Retype the records below exactly as they appear.

Extracted data entries
——

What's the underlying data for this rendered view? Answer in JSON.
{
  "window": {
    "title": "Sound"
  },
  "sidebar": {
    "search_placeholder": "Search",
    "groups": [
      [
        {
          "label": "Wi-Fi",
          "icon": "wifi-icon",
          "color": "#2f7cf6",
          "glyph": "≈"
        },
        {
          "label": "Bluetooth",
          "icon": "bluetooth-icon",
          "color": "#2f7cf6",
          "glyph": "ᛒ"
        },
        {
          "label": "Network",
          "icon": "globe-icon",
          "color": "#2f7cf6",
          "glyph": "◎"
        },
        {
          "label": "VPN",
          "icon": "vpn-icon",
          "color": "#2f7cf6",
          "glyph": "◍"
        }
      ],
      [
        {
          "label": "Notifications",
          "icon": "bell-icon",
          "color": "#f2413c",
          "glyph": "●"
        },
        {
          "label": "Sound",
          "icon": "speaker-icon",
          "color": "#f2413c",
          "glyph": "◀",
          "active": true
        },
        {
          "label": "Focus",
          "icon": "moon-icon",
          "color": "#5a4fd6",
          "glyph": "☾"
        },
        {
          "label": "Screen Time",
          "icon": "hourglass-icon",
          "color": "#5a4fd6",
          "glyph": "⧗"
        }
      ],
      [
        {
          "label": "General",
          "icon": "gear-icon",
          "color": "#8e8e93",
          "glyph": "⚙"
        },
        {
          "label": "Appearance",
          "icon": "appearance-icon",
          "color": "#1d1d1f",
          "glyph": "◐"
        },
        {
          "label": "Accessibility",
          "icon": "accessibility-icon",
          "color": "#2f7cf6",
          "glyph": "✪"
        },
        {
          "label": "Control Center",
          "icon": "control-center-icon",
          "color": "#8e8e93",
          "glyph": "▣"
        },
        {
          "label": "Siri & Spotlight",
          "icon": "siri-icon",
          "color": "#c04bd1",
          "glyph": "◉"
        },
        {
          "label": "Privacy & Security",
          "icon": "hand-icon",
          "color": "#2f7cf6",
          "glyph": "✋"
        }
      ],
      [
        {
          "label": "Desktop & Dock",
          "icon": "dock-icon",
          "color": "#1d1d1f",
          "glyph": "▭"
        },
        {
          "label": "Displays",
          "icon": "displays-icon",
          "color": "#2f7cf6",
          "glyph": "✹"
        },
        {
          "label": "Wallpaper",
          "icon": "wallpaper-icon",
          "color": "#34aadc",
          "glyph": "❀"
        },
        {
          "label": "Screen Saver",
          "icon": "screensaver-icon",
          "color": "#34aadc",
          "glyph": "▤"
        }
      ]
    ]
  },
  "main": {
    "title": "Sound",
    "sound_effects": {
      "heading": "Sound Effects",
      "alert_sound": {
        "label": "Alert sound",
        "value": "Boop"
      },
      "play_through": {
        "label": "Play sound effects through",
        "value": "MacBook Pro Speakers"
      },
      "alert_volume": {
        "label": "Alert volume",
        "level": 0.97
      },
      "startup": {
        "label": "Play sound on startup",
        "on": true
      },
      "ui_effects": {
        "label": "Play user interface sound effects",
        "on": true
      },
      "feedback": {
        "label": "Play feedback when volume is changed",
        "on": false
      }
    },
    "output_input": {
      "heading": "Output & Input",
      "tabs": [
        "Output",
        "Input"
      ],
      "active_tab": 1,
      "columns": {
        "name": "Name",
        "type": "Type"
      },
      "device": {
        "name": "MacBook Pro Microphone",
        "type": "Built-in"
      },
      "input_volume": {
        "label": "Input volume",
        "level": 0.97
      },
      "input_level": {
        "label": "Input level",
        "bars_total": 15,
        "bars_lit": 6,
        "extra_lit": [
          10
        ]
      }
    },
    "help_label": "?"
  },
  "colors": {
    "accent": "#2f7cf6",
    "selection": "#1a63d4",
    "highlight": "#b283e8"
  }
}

——

> Written reply
What's the underlying data for this rendered view? Answer in JSON.
{
  "window": {
    "title": "Sound"
  },
  "sidebar": {
    "search_placeholder": "Search",
    "groups": [
      [
        {
          "label": "Wi-Fi",
          "icon": "wifi-icon",
          "color": "#2f7cf6",
          "glyph": "≈"
        },
        {
          "label": "Bluetooth",
          "icon": "bluetooth-icon",
          "color": "#2f7cf6",
          "glyph": "ᛒ"
        },
        {
          "label": "Network",
          "icon": "globe-icon",
          "color": "#2f7cf6",
          "glyph": "◎"
        },
        {
          "label": "VPN",
          "icon": "vpn-icon",
          "color": "#2f7cf6",
          "glyph": "◍"
        }
      ],
      [
        {
          "label": "Notifications",
          "icon": "bell-icon",
          "color": "#f2413c",
          "glyph": "●"
        },
        {
          "label": "Sound",
          "icon": "speaker-icon",
          "color": "#f2413c",
          "glyph": "◀",
          "active": true
        },
        {
          "label": "Focus",
          "icon": "moon-icon",
          "color": "#5a4fd6",
          "glyph": "☾"
        },
        {
          "label": "Screen Time",
          "icon": "hourglass-icon",
          "color": "#5a4fd6",
          "glyph": "⧗"
        }
      ],
      [
        {
          "label": "General",
          "icon": "gear-icon",
          "color": "#8e8e93",
          "glyph": "⚙"
        },
        {
          "label": "Appearance",
          "icon": "appearance-icon",
          "color": "#1d1d1f",
          "glyph": "◐"
        },
        {
          "label": "Accessibility",
          "icon": "accessibility-icon",
          "color": "#2f7cf6",
          "glyph": "✪"
        },
        {
          "label": "Control Center",
          "icon": "control-center-icon",
          "color": "#8e8e93",
          "glyph": "▣"
        },
        {
          "label": "Siri & Spotlight",
          "icon": "siri-icon",
          "color": "#c04bd1",
          "glyph": "◉"
        },
        {
          "label": "Privacy & Security",
          "icon": "hand-icon",
          "color": "#2f7cf6",
          "glyph": "✋"
        }
      ],
      [
        {
          "label": "Desktop & Dock",
          "icon": "dock-icon",
          "color": "#1d1d1f",
          "glyph": "▭"
        },
        {
          "label": "Displays",
          "icon": "displays-icon",
          "color": "#2f7cf6",
          "glyph": "✹"
        },
        {
          "label": "Wallpaper",
          "icon": "wallpaper-icon",
          "color": "#34aadc",
          "glyph": "❀"
        },
        {
          "label": "Screen Saver",
          "icon": "screensaver-icon",
          "color": "#34aadc",
          "glyph": "▤"
        }
      ]
    ]
  },
  "main": {
    "title": "Sound",
    "sound_effects": {
      "heading": "Sound Effects",
      "alert_sound": {
        "label": "Alert sound",
        "value": "Boop"
      },
      "play_through": {
        "label": "Play sound effects through",
        "value": "MacBook Pro Speakers"
      },
      "alert_volume": {
        "label": "Alert volume",
        "level": 0.97
      },
      "startup": {
        "label": "Play sound on startup",
        "on": true
      },
      "ui_effects": {
        "label": "Play user interface sound effects",
        "on": true
      },
      "feedback": {
        "label": "Play feedback when volume is changed",
        "on": false
      }
    },
    "output_input": {
      "heading": "Output & Input",
      "tabs": [
        "Output",
        "Input"
      ],
      "active_tab": 1,
      "columns": {
        "name": "Name",
        "type": "Type"
      },
      "device": {
        "name": "MacBook Pro Microphone",
        "type": "Built-in"
      },
      "input_volume": {
        "label": "Input volume",
        "level": 0.97
      },
      "input_level": {
        "label": "Input level",
        "bars_total": 15,
        "bars_lit": 6,
        "extra_lit": [
          10
        ]
      }
    },
    "help_label": "?"
  },
  "colors": {
    "accent": "#2f7cf6",
    "selection": "#1a63d4",
    "highlight": "#b283e8"
  }
}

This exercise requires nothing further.